10/07 Verwaltungsgerichtshof;
40/01 Verwaltungsverfahren;

Norm

AVG §71 Abs1 Z1;
VwGG §46 Abs1 impl;
VwGG §46 Abs1;

Betreff

Der Verwaltungsgerichtshof hat durch die Vorsitzende Senatspräsidentin Dr. Giendl und die Hofräte Dr. Kail, Dr. Pallitsch, Dr. Hinterwirth und Dr. Moritz als Richter, im Beisein der Schriftführerin Mag. Fritz, über die Beschwerde der Adelheid Königshofer in Windhaag bei Perg, vertreten durch Mag. Georg Derntl, Rechtsanwalt in 4320 Perg, Hauptplatz 11a/Herrenstraße 1, gegen den Bescheid der Oberösterreichischen Landesregierung vom 7. Dezember 2005, Zl. UR- 180125/14-2005-Zo/Kn, betreffend Wiedereinsetzung in den vorigen Stand, zu Recht erkannt:

Spruch

Die Beschwerde wird als unbegründet abgewiesen.

Die Beschwerdeführerin hat dem Land Oberösterreich Aufwendungen in der Höhe von EUR 332,-- binnen zwei Wochen bei sonstiger Exekution zu ersetzen.

Begründung

Mit Bescheid des Bürgermeisters der Gemeinde Windhaag bei Perg vom 17. März 1992 wurden die Beschwerdeführerin und deren Ehegatte wie folgt verpflichtet:

"1. Gemäß § 36 Abs. 1 O.ö. Bauordnung, Landesgesetzblatt 35/1976, haben Sie Ihren Bau Wohnhaus Pragtal Nr. 16 auf dem Grundstück Nr. 602/1 Einlagezahl 151, Katastralgemeinde Altenburg an die gemeindeeigene Kanalisationsanlage anzuschließen und (die) von diesem Bau und den dazugehörigen Grundstücken anfallenden Abwässer in die gemeindeeigene Kanalisationsanlage einzuleiten.

...

Von der Gemeinde wird bis zu Ihrem Grundstück der Kanal auf Kosten der Gemeinde verlegt inklusive dem unmittelbar anschließenden Hausanschlussschacht an der Grundgrenze auf Ihrem Grundstück. Ab diesem Anschlussschacht ist der Anschluss Ihres Gebäudes von Ihnen unter Beachtung der gesetzlichen Bestimmungen herzustellen.

Den Hausanschluss haben Sie innerhalb von 6 Monaten nach Inbetriebnahme der Zuleitung zur Kläranlage des Reinhalteverbandes Perg-Münzbach-Windhaag (in Perg) gemäß ÖNORM auszuführen.

2. Bei der Einleitung der Abwässer in den öffentlichen Kanal sind Sie gemäß § 36 Abs. 3 O.ö. Bauordnung und auf Grund des wasserrechtlichen Bescheides des Amtes der O.ö. Landesregierung vom 6.6.1988, (...), zur Einhaltung nachstehender Bedingungen und Auflagen verpflichtet:

...

5) Vor der Herstellung des Hausanschlusses haben Sie um eine baubehördliche Bewilligung beim hiesigen Gemeindeamt anzusuchen."
# # #
Kurze Aufgabe A
Erkläre anhand des Entscheidungsauszugs in ein bis drei Sätzen, worauf die Pflicht beruht, bei der Einleitung der Abwässer in den öffentlichen Kanal Bedingungen und Auflagen einzuhalten.
Kurze Aufgabe B
Gib bitte aus dem Entscheidungsauszug den Abschnitt wortgetreu aus, beginnend mit „Von der Gemeinde“ und weiter bis einschließlich „gemäß ÖNORM auszuführen.“.
Die Zeilen stammen aus einer anderen Quelle.

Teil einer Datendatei
# # #
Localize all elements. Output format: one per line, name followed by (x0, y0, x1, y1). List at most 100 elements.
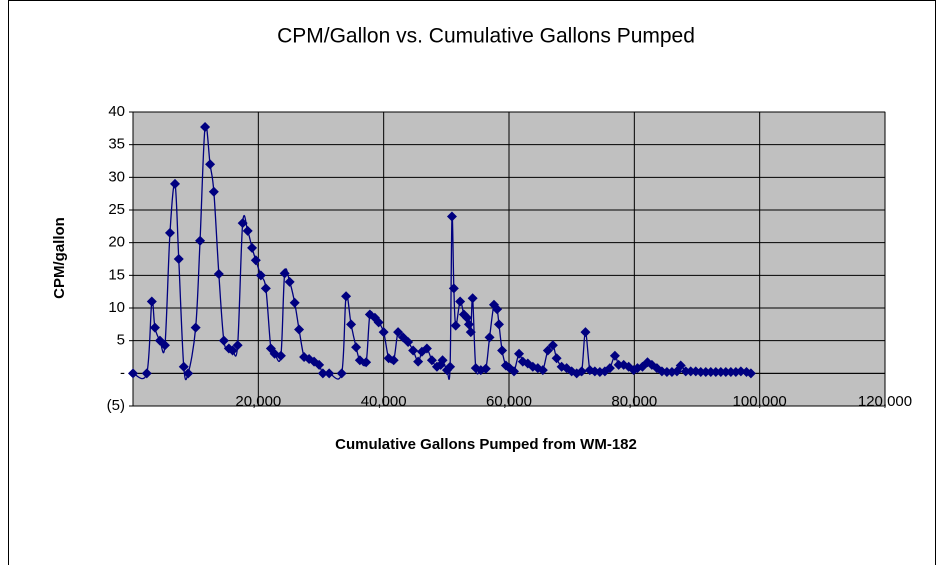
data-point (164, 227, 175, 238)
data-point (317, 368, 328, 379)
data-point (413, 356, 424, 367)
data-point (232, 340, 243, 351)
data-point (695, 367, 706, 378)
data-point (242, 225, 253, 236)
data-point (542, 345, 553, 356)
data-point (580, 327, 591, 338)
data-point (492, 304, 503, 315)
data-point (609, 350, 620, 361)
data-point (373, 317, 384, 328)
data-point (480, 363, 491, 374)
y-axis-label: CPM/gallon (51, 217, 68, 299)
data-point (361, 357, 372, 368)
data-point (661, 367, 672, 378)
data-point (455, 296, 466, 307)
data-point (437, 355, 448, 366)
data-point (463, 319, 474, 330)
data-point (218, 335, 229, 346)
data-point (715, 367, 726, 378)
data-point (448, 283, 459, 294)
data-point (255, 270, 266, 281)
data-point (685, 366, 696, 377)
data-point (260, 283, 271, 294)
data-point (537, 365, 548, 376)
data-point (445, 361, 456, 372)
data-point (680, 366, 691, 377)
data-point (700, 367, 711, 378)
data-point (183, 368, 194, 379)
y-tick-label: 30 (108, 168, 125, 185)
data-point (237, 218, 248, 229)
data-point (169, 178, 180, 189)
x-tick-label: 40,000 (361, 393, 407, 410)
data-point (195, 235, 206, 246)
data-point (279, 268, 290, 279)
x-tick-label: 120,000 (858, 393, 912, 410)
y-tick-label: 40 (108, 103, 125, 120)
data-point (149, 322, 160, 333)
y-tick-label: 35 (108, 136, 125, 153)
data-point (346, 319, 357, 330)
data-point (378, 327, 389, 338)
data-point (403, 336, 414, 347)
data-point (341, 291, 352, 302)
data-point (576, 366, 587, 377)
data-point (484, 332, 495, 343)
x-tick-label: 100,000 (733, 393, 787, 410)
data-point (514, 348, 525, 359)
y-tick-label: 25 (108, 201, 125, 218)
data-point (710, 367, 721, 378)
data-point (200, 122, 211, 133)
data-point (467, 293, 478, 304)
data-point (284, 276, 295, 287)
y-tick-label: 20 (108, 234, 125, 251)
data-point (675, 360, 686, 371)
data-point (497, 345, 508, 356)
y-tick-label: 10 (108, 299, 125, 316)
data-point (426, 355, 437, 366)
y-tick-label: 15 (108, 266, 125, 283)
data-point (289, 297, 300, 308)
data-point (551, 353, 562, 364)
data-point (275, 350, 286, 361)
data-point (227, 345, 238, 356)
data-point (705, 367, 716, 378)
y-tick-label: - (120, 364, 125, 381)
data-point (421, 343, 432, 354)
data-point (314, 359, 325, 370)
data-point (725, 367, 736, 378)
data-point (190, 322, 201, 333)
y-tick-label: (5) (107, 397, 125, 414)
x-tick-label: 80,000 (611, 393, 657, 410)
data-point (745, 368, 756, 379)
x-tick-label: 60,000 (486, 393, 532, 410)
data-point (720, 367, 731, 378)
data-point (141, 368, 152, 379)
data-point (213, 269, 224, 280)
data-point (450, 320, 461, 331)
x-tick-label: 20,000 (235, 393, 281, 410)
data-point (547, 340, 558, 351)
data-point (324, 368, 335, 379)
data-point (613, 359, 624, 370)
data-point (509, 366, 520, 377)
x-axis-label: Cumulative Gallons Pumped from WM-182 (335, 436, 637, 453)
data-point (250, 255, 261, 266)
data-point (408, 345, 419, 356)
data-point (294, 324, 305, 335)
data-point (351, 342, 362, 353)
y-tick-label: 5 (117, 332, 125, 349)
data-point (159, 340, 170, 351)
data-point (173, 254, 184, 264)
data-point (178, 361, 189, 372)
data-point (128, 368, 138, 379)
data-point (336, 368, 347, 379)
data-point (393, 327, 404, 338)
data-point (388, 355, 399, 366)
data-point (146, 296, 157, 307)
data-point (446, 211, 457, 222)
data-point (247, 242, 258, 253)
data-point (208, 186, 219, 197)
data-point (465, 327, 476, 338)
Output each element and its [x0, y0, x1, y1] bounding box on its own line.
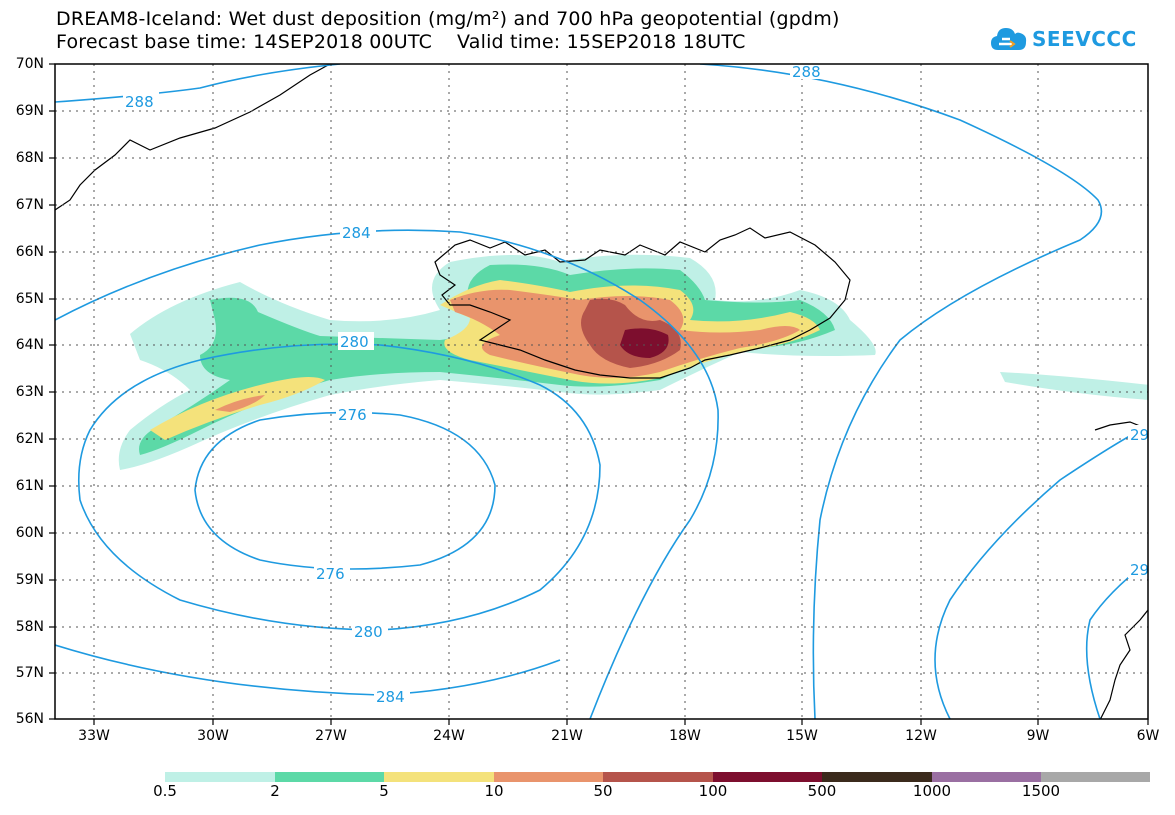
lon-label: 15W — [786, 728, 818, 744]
# # #
Ergebnis der Übung A
Die Pflicht beruht auf § 36 Abs. 3 O.ö. Bauordnung. Außerdem stützt sie sich auf den wasserrechtlichen Bescheid des Amtes der O.ö. Landesregierung vom 6.6.1988.

Ergebnis der Übung B
Von der Gemeinde wird bis zu Ihrem Grundstück der Kanal auf Kosten der Gemeinde verlegt inklusive dem unmittelbar anschließenden Hausanschlussschacht an der Grundgrenze auf Ihrem Grundstück. Ab diesem Anschlussschacht ist der Anschluss Ihres Gebäudes von Ihnen unter Beachtung der gesetzlichen Bestimmungen herzustellen.

Den Hausanschluss haben Sie innerhalb von 6 Monaten nach Inbetriebnahme der Zuleitung zur Kläranlage des Reinhalteverbandes Perg-Münzbach-Windhaag (in Perg) gemäß ÖNORM auszuführen.